## TASK PROMPT
Transcribe the records that follow in their entirety, omitting any pictures.

## DATA ENTRIES
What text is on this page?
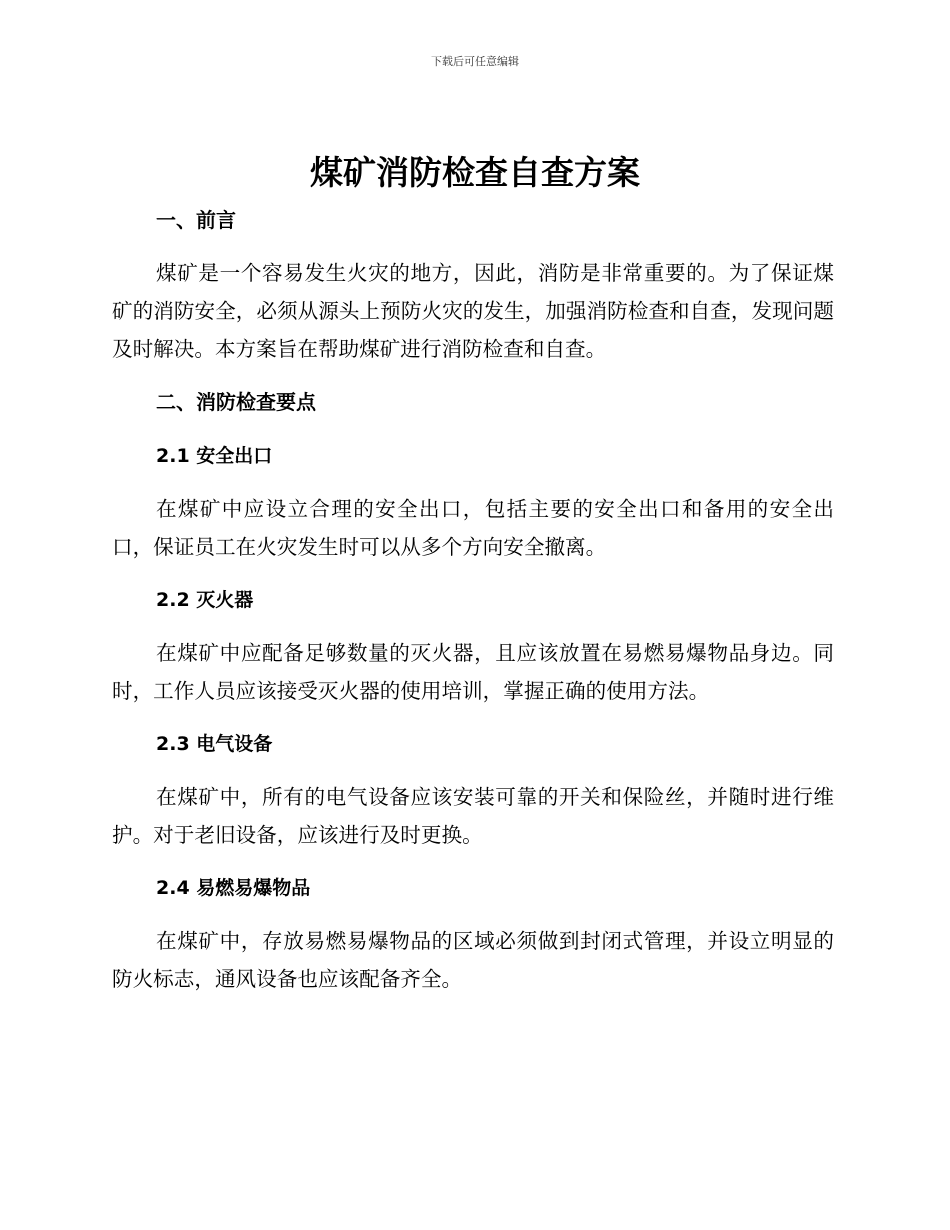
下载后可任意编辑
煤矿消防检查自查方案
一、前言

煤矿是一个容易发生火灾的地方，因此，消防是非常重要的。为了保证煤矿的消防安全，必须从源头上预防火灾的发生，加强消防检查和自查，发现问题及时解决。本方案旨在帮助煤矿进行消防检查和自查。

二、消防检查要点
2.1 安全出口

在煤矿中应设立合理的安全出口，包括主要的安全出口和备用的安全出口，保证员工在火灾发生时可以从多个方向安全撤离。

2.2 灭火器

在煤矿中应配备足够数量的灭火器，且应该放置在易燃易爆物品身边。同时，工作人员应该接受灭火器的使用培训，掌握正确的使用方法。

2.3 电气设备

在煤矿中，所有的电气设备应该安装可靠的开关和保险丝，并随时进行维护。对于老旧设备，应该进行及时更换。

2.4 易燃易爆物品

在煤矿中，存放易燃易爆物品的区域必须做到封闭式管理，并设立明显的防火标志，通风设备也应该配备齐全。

## EXPECTED OUTPUT
What text is on this page?
下载后可任意编辑
煤矿消防检查自查方案
一、前言

煤矿是一个容易发生火灾的地方，因此，消防是非常重要的。为了保证煤矿的消防安全，必须从源头上预防火灾的发生，加强消防检查和自查，发现问题及时解决。本方案旨在帮助煤矿进行消防检查和自查。

二、消防检查要点
2.1 安全出口

在煤矿中应设立合理的安全出口，包括主要的安全出口和备用的安全出口，保证员工在火灾发生时可以从多个方向安全撤离。

2.2 灭火器

在煤矿中应配备足够数量的灭火器，且应该放置在易燃易爆物品身边。同时，工作人员应该接受灭火器的使用培训，掌握正确的使用方法。

2.3 电气设备

在煤矿中，所有的电气设备应该安装可靠的开关和保险丝，并随时进行维护。对于老旧设备，应该进行及时更换。

2.4 易燃易爆物品

在煤矿中，存放易燃易爆物品的区域必须做到封闭式管理，并设立明显的防火标志，通风设备也应该配备齐全。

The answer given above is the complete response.